● **Data records**:
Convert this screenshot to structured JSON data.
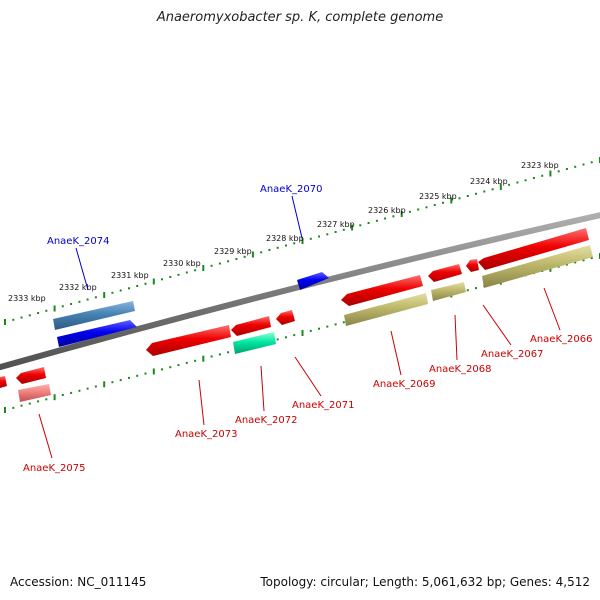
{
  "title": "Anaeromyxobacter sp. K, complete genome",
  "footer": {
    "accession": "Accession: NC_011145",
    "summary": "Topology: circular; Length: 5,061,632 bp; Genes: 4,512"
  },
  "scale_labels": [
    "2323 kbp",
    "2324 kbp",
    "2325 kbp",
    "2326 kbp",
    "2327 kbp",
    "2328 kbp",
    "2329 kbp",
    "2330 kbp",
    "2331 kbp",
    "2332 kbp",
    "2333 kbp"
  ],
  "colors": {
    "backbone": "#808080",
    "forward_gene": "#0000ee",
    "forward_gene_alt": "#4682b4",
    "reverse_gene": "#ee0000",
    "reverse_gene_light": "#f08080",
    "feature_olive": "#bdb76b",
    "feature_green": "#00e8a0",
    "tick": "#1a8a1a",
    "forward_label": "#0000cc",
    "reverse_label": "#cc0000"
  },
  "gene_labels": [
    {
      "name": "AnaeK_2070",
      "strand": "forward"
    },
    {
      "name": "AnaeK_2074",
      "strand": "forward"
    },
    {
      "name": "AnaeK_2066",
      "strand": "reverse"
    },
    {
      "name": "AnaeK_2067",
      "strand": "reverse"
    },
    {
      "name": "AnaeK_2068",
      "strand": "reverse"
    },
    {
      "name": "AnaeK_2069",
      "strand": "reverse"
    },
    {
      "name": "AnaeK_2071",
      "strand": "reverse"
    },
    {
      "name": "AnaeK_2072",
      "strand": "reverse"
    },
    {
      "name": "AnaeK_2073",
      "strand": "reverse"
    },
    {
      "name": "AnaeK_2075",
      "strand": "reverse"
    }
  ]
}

==

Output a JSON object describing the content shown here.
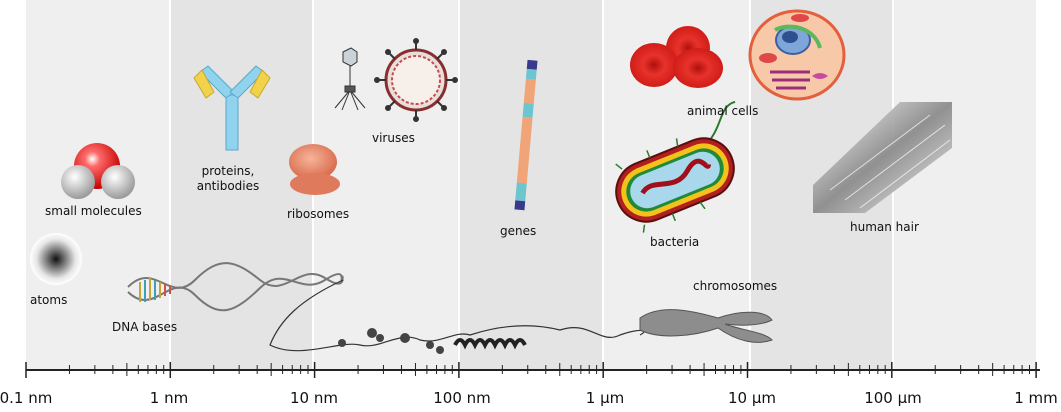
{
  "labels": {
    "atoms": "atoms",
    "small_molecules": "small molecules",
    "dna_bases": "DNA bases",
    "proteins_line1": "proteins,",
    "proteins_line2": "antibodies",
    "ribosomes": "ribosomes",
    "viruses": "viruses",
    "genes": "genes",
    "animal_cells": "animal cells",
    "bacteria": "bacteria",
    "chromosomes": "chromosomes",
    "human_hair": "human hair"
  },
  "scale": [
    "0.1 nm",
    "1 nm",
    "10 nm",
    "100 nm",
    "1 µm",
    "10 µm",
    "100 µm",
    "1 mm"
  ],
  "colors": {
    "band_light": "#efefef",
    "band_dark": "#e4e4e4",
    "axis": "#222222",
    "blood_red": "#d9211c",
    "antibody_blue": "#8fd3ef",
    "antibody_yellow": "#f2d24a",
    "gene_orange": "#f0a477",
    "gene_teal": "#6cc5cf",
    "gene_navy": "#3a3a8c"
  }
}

...

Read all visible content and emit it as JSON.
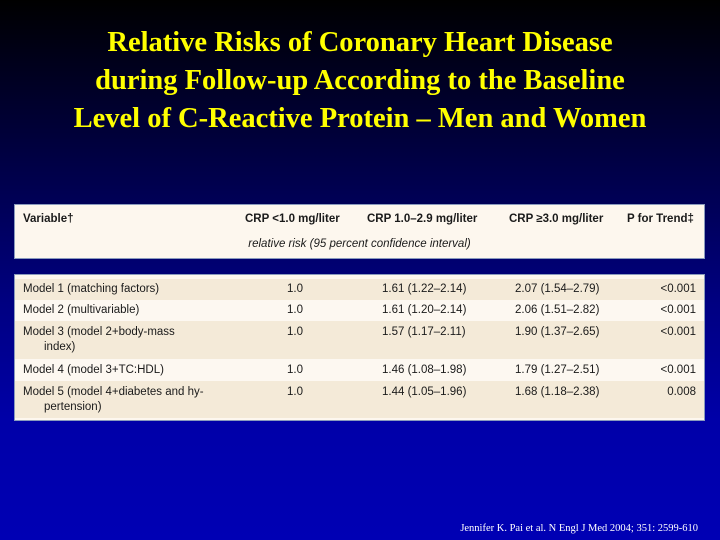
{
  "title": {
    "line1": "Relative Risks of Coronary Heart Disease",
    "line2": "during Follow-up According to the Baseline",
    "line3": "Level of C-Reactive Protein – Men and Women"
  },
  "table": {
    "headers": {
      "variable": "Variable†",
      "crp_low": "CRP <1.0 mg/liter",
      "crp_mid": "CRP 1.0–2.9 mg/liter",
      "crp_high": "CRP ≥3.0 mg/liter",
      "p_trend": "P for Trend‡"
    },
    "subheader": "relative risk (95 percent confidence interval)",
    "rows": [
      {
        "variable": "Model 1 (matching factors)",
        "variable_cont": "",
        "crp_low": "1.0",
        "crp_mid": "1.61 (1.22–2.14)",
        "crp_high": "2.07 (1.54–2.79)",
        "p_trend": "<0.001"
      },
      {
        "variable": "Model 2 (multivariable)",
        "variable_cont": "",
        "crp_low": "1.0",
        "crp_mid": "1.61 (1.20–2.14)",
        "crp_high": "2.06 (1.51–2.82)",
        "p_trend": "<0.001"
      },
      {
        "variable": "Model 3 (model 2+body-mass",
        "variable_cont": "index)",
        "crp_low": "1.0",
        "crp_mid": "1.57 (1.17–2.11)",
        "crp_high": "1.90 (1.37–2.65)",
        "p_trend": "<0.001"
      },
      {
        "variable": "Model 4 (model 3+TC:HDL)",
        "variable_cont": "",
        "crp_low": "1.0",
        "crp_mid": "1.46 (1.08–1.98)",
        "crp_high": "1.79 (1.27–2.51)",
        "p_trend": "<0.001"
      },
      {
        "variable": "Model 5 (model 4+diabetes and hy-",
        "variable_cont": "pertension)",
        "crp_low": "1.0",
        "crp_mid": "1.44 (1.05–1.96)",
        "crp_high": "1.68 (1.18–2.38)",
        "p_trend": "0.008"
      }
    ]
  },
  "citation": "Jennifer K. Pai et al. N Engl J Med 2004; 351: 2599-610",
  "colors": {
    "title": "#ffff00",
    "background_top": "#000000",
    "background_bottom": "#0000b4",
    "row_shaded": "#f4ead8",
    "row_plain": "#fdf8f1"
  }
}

● **Assigned task**: Out of the entries, report each line that contains the word "liter".

● **Problem solution**:
      "crp_low": "CRP <1.0 mg/liter",
      "crp_mid": "CRP 1.0–2.9 mg/liter",
      "crp_high": "CRP ≥3.0 mg/liter",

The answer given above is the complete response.